Start INPUT ROWS

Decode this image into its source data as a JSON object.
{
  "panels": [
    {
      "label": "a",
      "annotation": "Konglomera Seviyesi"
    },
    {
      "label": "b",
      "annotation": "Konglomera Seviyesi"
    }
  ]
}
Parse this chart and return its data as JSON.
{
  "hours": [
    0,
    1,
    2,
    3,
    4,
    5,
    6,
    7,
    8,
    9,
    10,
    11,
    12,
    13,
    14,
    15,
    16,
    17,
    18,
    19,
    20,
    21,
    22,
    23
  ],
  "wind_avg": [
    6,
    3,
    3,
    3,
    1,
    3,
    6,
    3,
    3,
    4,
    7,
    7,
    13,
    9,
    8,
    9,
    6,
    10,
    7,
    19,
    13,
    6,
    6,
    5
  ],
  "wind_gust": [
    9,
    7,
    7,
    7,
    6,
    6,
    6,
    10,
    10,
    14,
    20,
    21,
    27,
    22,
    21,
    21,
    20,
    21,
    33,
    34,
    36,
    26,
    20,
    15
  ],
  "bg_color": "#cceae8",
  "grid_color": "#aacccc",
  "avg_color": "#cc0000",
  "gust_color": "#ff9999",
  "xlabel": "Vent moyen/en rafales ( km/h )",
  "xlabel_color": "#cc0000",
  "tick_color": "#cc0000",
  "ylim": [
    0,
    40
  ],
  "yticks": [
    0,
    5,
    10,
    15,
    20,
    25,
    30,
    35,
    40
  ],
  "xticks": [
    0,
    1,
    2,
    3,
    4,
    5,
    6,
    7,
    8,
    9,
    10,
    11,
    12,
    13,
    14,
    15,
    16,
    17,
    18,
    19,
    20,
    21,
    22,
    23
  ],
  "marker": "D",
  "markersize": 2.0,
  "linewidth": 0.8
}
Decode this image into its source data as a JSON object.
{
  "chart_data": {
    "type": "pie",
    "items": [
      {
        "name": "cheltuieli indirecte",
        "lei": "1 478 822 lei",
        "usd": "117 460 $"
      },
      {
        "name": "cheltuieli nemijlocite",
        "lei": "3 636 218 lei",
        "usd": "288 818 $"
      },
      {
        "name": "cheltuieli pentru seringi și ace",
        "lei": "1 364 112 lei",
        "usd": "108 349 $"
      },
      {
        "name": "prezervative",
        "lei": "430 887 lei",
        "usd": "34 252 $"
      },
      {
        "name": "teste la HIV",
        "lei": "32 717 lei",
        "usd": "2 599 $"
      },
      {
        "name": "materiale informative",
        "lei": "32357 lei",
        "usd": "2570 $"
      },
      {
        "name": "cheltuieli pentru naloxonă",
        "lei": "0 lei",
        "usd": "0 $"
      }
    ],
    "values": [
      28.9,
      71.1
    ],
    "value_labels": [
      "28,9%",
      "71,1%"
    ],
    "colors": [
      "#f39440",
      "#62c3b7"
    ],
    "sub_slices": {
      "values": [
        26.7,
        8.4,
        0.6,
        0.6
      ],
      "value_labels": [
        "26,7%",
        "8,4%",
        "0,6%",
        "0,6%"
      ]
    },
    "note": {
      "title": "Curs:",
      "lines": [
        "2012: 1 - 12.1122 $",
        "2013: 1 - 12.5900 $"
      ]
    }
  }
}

End INPUT ROWS

● YOUR TASK:
Extract each record, keeping it identical to the original.

● RESPONSE TO THE EXERCISE:
Decode this image into its source data as a JSON object.
{
  "panels": [
    {
      "label": "a",
      "annotation": "Konglomera Seviyesi"
    },
    {
      "label": "b",
      "annotation": "Konglomera Seviyesi"
    }
  ]
}
Parse this chart and return its data as JSON.
{
  "hours": [
    0,
    1,
    2,
    3,
    4,
    5,
    6,
    7,
    8,
    9,
    10,
    11,
    12,
    13,
    14,
    15,
    16,
    17,
    18,
    19,
    20,
    21,
    22,
    23
  ],
  "wind_avg": [
    6,
    3,
    3,
    3,
    1,
    3,
    6,
    3,
    3,
    4,
    7,
    7,
    13,
    9,
    8,
    9,
    6,
    10,
    7,
    19,
    13,
    6,
    6,
    5
  ],
  "wind_gust": [
    9,
    7,
    7,
    7,
    6,
    6,
    6,
    10,
    10,
    14,
    20,
    21,
    27,
    22,
    21,
    21,
    20,
    21,
    33,
    34,
    36,
    26,
    20,
    15
  ],
  "bg_color": "#cceae8",
  "grid_color": "#aacccc",
  "avg_color": "#cc0000",
  "gust_color": "#ff9999",
  "xlabel": "Vent moyen/en rafales ( km/h )",
  "xlabel_color": "#cc0000",
  "tick_color": "#cc0000",
  "ylim": [
    0,
    40
  ],
  "yticks": [
    0,
    5,
    10,
    15,
    20,
    25,
    30,
    35,
    40
  ],
  "xticks": [
    0,
    1,
    2,
    3,
    4,
    5,
    6,
    7,
    8,
    9,
    10,
    11,
    12,
    13,
    14,
    15,
    16,
    17,
    18,
    19,
    20,
    21,
    22,
    23
  ],
  "marker": "D",
  "markersize": 2.0,
  "linewidth": 0.8
}
Decode this image into its source data as a JSON object.
{
  "chart_data": {
    "type": "pie",
    "items": [
      {
        "name": "cheltuieli indirecte",
        "lei": "1 478 822 lei",
        "usd": "117 460 $"
      },
      {
        "name": "cheltuieli nemijlocite",
        "lei": "3 636 218 lei",
        "usd": "288 818 $"
      },
      {
        "name": "cheltuieli pentru seringi și ace",
        "lei": "1 364 112 lei",
        "usd": "108 349 $"
      },
      {
        "name": "prezervative",
        "lei": "430 887 lei",
        "usd": "34 252 $"
      },
      {
        "name": "teste la HIV",
        "lei": "32 717 lei",
        "usd": "2 599 $"
      },
      {
        "name": "materiale informative",
        "lei": "32357 lei",
        "usd": "2570 $"
      },
      {
        "name": "cheltuieli pentru naloxonă",
        "lei": "0 lei",
        "usd": "0 $"
      }
    ],
    "values": [
      28.9,
      71.1
    ],
    "value_labels": [
      "28,9%",
      "71,1%"
    ],
    "colors": [
      "#f39440",
      "#62c3b7"
    ],
    "sub_slices": {
      "values": [
        26.7,
        8.4,
        0.6,
        0.6
      ],
      "value_labels": [
        "26,7%",
        "8,4%",
        "0,6%",
        "0,6%"
      ]
    },
    "note": {
      "title": "Curs:",
      "lines": [
        "2012: 1 - 12.1122 $",
        "2013: 1 - 12.5900 $"
      ]
    }
  }
}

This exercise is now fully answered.